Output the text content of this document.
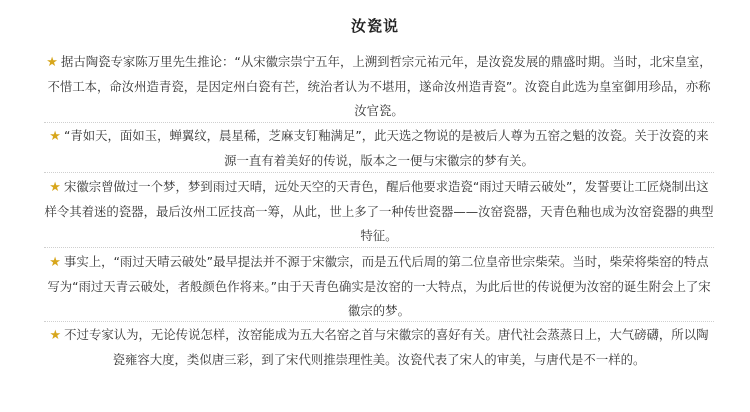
汝瓷说
★ 据古陶瓷专家陈万里先生推论：“从宋徽宗崇宁五年，上溯到哲宗元祐元年，是汝瓷发展的鼎盛时期。当时，北宋皇室，不惜工本，命汝州造青瓷，是因定州白瓷有芒，统治者认为不堪用，遂命汝州造青瓷”。汝瓷自此选为皇室御用珍品，亦称汝官瓷。
★ “青如天，面如玉，蝉翼纹，晨星稀，芝麻支钉釉满足”，此天选之物说的是被后人尊为五窑之魁的汝瓷。关于汝瓷的来源一直有着美好的传说，版本之一便与宋徽宗的梦有关。
★ 宋徽宗曾做过一个梦，梦到雨过天晴，远处天空的天青色，醒后他要求造瓷“雨过天晴云破处”，发誓要让工匠烧制出这样令其着迷的瓷器，最后汝州工匠技高一筹，从此，世上多了一种传世瓷器——汝窑瓷器，天青色釉也成为汝窑瓷器的典型特征。
★ 事实上，“雨过天晴云破处”最早提法并不源于宋徽宗，而是五代后周的第二位皇帝世宗柴荣。当时，柴荣将柴窑的特点写为“雨过天青云破处，者般颜色作将来。”由于天青色确实是汝窑的一大特点，为此后世的传说便为汝窑的诞生附会上了宋徽宗的梦。
★ 不过专家认为，无论传说怎样，汝窑能成为五大名窑之首与宋徽宗的喜好有关。唐代社会蒸蒸日上，大气磅礴，所以陶瓷雍容大度，类似唐三彩，到了宋代则推崇理性美。汝瓷代表了宋人的审美，与唐代是不一样的。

------------------------------

* Objective *
Every record must be copied exactly, with images dropped from the result.

* Solved problem *
Output the text content of this document.
汝瓷说
★ 据古陶瓷专家陈万里先生推论：“从宋徽宗崇宁五年，上溯到哲宗元祐元年，是汝瓷发展的鼎盛时期。当时，北宋皇室，不惜工本，命汝州造青瓷，是因定州白瓷有芒，统治者认为不堪用，遂命汝州造青瓷”。汝瓷自此选为皇室御用珍品，亦称汝官瓷。
★ “青如天，面如玉，蝉翼纹，晨星稀，芝麻支钉釉满足”，此天选之物说的是被后人尊为五窑之魁的汝瓷。关于汝瓷的来源一直有着美好的传说，版本之一便与宋徽宗的梦有关。
★ 宋徽宗曾做过一个梦，梦到雨过天晴，远处天空的天青色，醒后他要求造瓷“雨过天晴云破处”，发誓要让工匠烧制出这样令其着迷的瓷器，最后汝州工匠技高一筹，从此，世上多了一种传世瓷器——汝窑瓷器，天青色釉也成为汝窑瓷器的典型特征。
★ 事实上，“雨过天晴云破处”最早提法并不源于宋徽宗，而是五代后周的第二位皇帝世宗柴荣。当时，柴荣将柴窑的特点写为“雨过天青云破处，者般颜色作将来。”由于天青色确实是汝窑的一大特点，为此后世的传说便为汝窑的诞生附会上了宋徽宗的梦。
★ 不过专家认为，无论传说怎样，汝窑能成为五大名窑之首与宋徽宗的喜好有关。唐代社会蒸蒸日上，大气磅礴，所以陶瓷雍容大度，类似唐三彩，到了宋代则推崇理性美。汝瓷代表了宋人的审美，与唐代是不一样的。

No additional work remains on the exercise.